## Task data
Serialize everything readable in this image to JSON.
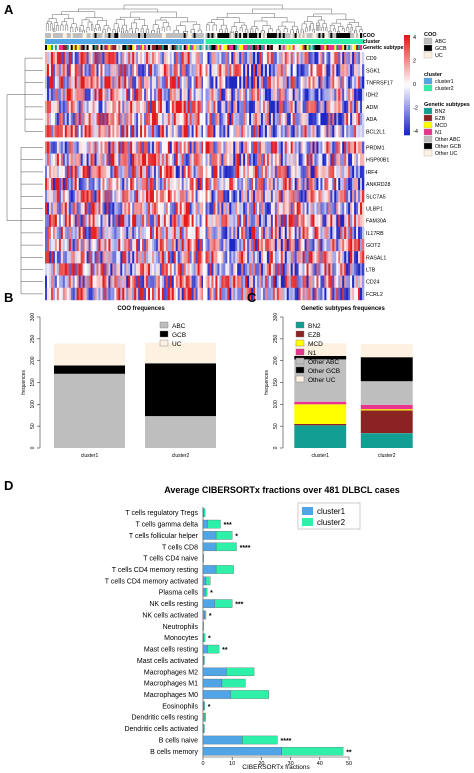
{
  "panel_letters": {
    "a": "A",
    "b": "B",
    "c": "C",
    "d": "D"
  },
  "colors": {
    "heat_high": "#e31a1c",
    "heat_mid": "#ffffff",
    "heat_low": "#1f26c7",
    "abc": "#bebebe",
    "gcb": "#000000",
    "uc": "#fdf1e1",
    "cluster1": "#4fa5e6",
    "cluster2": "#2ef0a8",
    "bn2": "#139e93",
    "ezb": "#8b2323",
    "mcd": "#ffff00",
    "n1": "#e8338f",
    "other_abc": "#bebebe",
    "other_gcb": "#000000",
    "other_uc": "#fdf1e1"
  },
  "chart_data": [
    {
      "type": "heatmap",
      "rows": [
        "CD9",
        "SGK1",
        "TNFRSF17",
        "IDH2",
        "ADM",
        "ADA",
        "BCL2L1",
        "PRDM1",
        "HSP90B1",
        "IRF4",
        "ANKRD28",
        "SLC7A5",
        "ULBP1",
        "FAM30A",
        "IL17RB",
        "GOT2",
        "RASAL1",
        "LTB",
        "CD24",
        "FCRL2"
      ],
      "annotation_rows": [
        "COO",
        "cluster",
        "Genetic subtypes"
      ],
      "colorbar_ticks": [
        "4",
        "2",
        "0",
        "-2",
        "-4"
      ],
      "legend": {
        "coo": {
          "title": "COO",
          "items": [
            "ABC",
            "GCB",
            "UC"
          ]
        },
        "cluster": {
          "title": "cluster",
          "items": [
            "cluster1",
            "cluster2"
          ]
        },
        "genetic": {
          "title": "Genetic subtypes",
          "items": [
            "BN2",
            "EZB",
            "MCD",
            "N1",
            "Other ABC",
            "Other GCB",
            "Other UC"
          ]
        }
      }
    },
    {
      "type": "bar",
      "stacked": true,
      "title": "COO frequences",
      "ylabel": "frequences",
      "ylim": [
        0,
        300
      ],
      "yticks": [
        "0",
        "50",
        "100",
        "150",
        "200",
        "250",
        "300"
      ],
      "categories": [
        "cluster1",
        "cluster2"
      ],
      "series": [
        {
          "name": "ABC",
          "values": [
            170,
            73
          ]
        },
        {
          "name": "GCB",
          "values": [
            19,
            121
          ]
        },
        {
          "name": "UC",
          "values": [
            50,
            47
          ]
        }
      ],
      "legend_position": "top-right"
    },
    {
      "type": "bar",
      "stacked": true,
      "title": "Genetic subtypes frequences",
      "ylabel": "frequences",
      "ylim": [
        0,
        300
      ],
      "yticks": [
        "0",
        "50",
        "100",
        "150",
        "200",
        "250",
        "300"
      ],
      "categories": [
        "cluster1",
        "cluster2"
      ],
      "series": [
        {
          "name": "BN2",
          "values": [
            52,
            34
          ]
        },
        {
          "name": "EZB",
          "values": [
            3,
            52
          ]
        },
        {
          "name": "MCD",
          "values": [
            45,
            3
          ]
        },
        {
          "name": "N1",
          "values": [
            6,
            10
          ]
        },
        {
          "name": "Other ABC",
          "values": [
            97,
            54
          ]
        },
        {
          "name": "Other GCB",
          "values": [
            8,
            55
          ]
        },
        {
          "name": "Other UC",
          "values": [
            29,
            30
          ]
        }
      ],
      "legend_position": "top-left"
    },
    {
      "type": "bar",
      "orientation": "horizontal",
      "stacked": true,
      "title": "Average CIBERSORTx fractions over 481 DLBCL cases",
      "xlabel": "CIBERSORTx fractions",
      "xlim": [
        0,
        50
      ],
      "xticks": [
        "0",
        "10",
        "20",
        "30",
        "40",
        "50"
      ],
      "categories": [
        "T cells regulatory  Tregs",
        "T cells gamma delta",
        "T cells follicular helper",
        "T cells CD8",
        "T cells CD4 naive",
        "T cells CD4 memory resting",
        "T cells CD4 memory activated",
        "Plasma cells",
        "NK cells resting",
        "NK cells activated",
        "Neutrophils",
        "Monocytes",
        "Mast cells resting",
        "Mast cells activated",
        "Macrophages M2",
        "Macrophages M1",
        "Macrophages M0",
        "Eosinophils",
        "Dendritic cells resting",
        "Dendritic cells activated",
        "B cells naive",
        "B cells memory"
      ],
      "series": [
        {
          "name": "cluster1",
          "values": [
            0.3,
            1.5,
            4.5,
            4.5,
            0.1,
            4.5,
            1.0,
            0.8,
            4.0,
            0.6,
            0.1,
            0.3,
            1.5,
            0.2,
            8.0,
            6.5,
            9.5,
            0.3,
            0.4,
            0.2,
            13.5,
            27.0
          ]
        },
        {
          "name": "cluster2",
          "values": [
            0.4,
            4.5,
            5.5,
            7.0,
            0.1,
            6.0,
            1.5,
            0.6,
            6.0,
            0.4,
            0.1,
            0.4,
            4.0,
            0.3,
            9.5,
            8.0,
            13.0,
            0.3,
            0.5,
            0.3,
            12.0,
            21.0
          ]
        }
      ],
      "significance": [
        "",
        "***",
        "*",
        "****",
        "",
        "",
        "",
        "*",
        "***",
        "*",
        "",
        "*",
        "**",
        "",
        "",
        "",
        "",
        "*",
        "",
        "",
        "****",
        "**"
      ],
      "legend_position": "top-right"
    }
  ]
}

## Problem requirements
Apart from the images, print all the material above exactly as given.

## Output for this exercise
Serialize everything readable in this image to JSON.
{
  "panel_letters": {
    "a": "A",
    "b": "B",
    "c": "C",
    "d": "D"
  },
  "colors": {
    "heat_high": "#e31a1c",
    "heat_mid": "#ffffff",
    "heat_low": "#1f26c7",
    "abc": "#bebebe",
    "gcb": "#000000",
    "uc": "#fdf1e1",
    "cluster1": "#4fa5e6",
    "cluster2": "#2ef0a8",
    "bn2": "#139e93",
    "ezb": "#8b2323",
    "mcd": "#ffff00",
    "n1": "#e8338f",
    "other_abc": "#bebebe",
    "other_gcb": "#000000",
    "other_uc": "#fdf1e1"
  },
  "chart_data": [
    {
      "type": "heatmap",
      "rows": [
        "CD9",
        "SGK1",
        "TNFRSF17",
        "IDH2",
        "ADM",
        "ADA",
        "BCL2L1",
        "PRDM1",
        "HSP90B1",
        "IRF4",
        "ANKRD28",
        "SLC7A5",
        "ULBP1",
        "FAM30A",
        "IL17RB",
        "GOT2",
        "RASAL1",
        "LTB",
        "CD24",
        "FCRL2"
      ],
      "annotation_rows": [
        "COO",
        "cluster",
        "Genetic subtypes"
      ],
      "colorbar_ticks": [
        "4",
        "2",
        "0",
        "-2",
        "-4"
      ],
      "legend": {
        "coo": {
          "title": "COO",
          "items": [
            "ABC",
            "GCB",
            "UC"
          ]
        },
        "cluster": {
          "title": "cluster",
          "items": [
            "cluster1",
            "cluster2"
          ]
        },
        "genetic": {
          "title": "Genetic subtypes",
          "items": [
            "BN2",
            "EZB",
            "MCD",
            "N1",
            "Other ABC",
            "Other GCB",
            "Other UC"
          ]
        }
      }
    },
    {
      "type": "bar",
      "stacked": true,
      "title": "COO frequences",
      "ylabel": "frequences",
      "ylim": [
        0,
        300
      ],
      "yticks": [
        "0",
        "50",
        "100",
        "150",
        "200",
        "250",
        "300"
      ],
      "categories": [
        "cluster1",
        "cluster2"
      ],
      "series": [
        {
          "name": "ABC",
          "values": [
            170,
            73
          ]
        },
        {
          "name": "GCB",
          "values": [
            19,
            121
          ]
        },
        {
          "name": "UC",
          "values": [
            50,
            47
          ]
        }
      ],
      "legend_position": "top-right"
    },
    {
      "type": "bar",
      "stacked": true,
      "title": "Genetic subtypes frequences",
      "ylabel": "frequences",
      "ylim": [
        0,
        300
      ],
      "yticks": [
        "0",
        "50",
        "100",
        "150",
        "200",
        "250",
        "300"
      ],
      "categories": [
        "cluster1",
        "cluster2"
      ],
      "series": [
        {
          "name": "BN2",
          "values": [
            52,
            34
          ]
        },
        {
          "name": "EZB",
          "values": [
            3,
            52
          ]
        },
        {
          "name": "MCD",
          "values": [
            45,
            3
          ]
        },
        {
          "name": "N1",
          "values": [
            6,
            10
          ]
        },
        {
          "name": "Other ABC",
          "values": [
            97,
            54
          ]
        },
        {
          "name": "Other GCB",
          "values": [
            8,
            55
          ]
        },
        {
          "name": "Other UC",
          "values": [
            29,
            30
          ]
        }
      ],
      "legend_position": "top-left"
    },
    {
      "type": "bar",
      "orientation": "horizontal",
      "stacked": true,
      "title": "Average CIBERSORTx fractions over 481 DLBCL cases",
      "xlabel": "CIBERSORTx fractions",
      "xlim": [
        0,
        50
      ],
      "xticks": [
        "0",
        "10",
        "20",
        "30",
        "40",
        "50"
      ],
      "categories": [
        "T cells regulatory  Tregs",
        "T cells gamma delta",
        "T cells follicular helper",
        "T cells CD8",
        "T cells CD4 naive",
        "T cells CD4 memory resting",
        "T cells CD4 memory activated",
        "Plasma cells",
        "NK cells resting",
        "NK cells activated",
        "Neutrophils",
        "Monocytes",
        "Mast cells resting",
        "Mast cells activated",
        "Macrophages M2",
        "Macrophages M1",
        "Macrophages M0",
        "Eosinophils",
        "Dendritic cells resting",
        "Dendritic cells activated",
        "B cells naive",
        "B cells memory"
      ],
      "series": [
        {
          "name": "cluster1",
          "values": [
            0.3,
            1.5,
            4.5,
            4.5,
            0.1,
            4.5,
            1.0,
            0.8,
            4.0,
            0.6,
            0.1,
            0.3,
            1.5,
            0.2,
            8.0,
            6.5,
            9.5,
            0.3,
            0.4,
            0.2,
            13.5,
            27.0
          ]
        },
        {
          "name": "cluster2",
          "values": [
            0.4,
            4.5,
            5.5,
            7.0,
            0.1,
            6.0,
            1.5,
            0.6,
            6.0,
            0.4,
            0.1,
            0.4,
            4.0,
            0.3,
            9.5,
            8.0,
            13.0,
            0.3,
            0.5,
            0.3,
            12.0,
            21.0
          ]
        }
      ],
      "significance": [
        "",
        "***",
        "*",
        "****",
        "",
        "",
        "",
        "*",
        "***",
        "*",
        "",
        "*",
        "**",
        "",
        "",
        "",
        "",
        "*",
        "",
        "",
        "****",
        "**"
      ],
      "legend_position": "top-right"
    }
  ]
}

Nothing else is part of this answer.